__Exercise task__: From the listing that follows, output everything exactly except the pictures.

Collected data entries:
______________________________
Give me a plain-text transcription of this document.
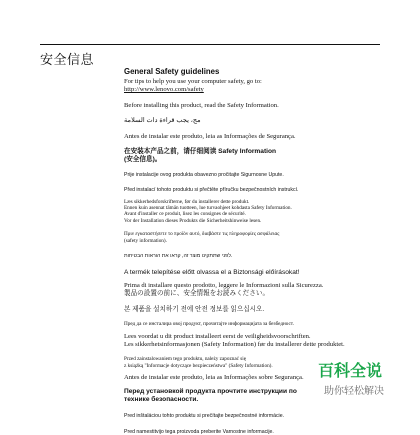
安全信息
General Safety guidelines
For tips to help you use your computer safety, go to:
http://www.lenovo.com/safety
Before installing this product, read the Safety Information.
مج، يجب قراءة دات السلامة
Antes de instalar este produto, leia as Informações de Segurança.
在安装本产品之前，请仔细阅读 Safety Information
(安全信息)。
Prije instalacije ovog produkta obavezno pročitajte Sigurnosne Upute.
Před instalací tohoto produktu si přečtěte příručku bezpečnostních instrukcí.
Læs sikkerhedsforskrifterne, før du installerer dette produkt.
Ennen kuin asennat tämän tuotteen, lue turvaohjeet kohdasta Safety Information.
Avant d'installer ce produit, lisez les consignes de sécurité.
Vor der Installation dieses Produkts die Sicherheitshinweise lesen.
Πριν εγκαταστήσετε το προϊόν αυτό, διαβάστε τις πληροφορίες ασφάλειας
(safety information).
לפני שתתקינו מוצר זה, קראו את הוראות הבטיחות.
A termék telepítése előtt olvassa el a Biztonsági előírásokat!
Prima di installare questo prodotto, leggere le Informazioni sulla Sicurezza.
製品の設置の前に、安全情報をお読みください。
본 제품을 설치하기 전에 안전 정보를 읽으십시오.
Пред да се инсталира овој продукт, прочитајте информацијата за безбедност.
Lees voordat u dit product installeert eerst de veiligheidsvoorschriften.
Les sikkerhetsinformasjonen (Safety Information) før du installerer dette produktet.
Przed zainstalowaniem tego produktu, należy zapoznać się
z książką "Informacje dotyczące bezpieczeństwa" (Safety Information).
Antes de instalar este produto, leia as Informações sobre Segurança.
Перед установкой продукта прочтите инструкции по
технике безопасности.
Pred inštaláciou tohto produktu si prečítajte bezpečnostné informácie.
Pred namestitvijo tega proizvoda preberite Varnostne informacije.
百科全说
助你轻松解决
______________________________
__Task result__:
Give me a plain-text transcription of this document.
安全信息
General Safety guidelines
For tips to help you use your computer safety, go to:
http://www.lenovo.com/safety
Before installing this product, read the Safety Information.
مج، يجب قراءة دات السلامة
Antes de instalar este produto, leia as Informações de Segurança.
在安装本产品之前，请仔细阅读 Safety Information
(安全信息)。
Prije instalacije ovog produkta obavezno pročitajte Sigurnosne Upute.
Před instalací tohoto produktu si přečtěte příručku bezpečnostních instrukcí.
Læs sikkerhedsforskrifterne, før du installerer dette produkt.
Ennen kuin asennat tämän tuotteen, lue turvaohjeet kohdasta Safety Information.
Avant d'installer ce produit, lisez les consignes de sécurité.
Vor der Installation dieses Produkts die Sicherheitshinweise lesen.
Πριν εγκαταστήσετε το προϊόν αυτό, διαβάστε τις πληροφορίες ασφάλειας
(safety information).
לפני שתתקינו מוצר זה, קראו את הוראות הבטיחות.
A termék telepítése előtt olvassa el a Biztonsági előírásokat!
Prima di installare questo prodotto, leggere le Informazioni sulla Sicurezza.
製品の設置の前に、安全情報をお読みください。
본 제품을 설치하기 전에 안전 정보를 읽으십시오.
Пред да се инсталира овој продукт, прочитајте информацијата за безбедност.
Lees voordat u dit product installeert eerst de veiligheidsvoorschriften.
Les sikkerhetsinformasjonen (Safety Information) før du installerer dette produktet.
Przed zainstalowaniem tego produktu, należy zapoznać się
z książką "Informacje dotyczące bezpieczeństwa" (Safety Information).
Antes de instalar este produto, leia as Informações sobre Segurança.
Перед установкой продукта прочтите инструкции по
технике безопасности.
Pred inštaláciou tohto produktu si prečítajte bezpečnostné informácie.
Pred namestitvijo tega proizvoda preberite Varnostne informacije.
百科全说
助你轻松解决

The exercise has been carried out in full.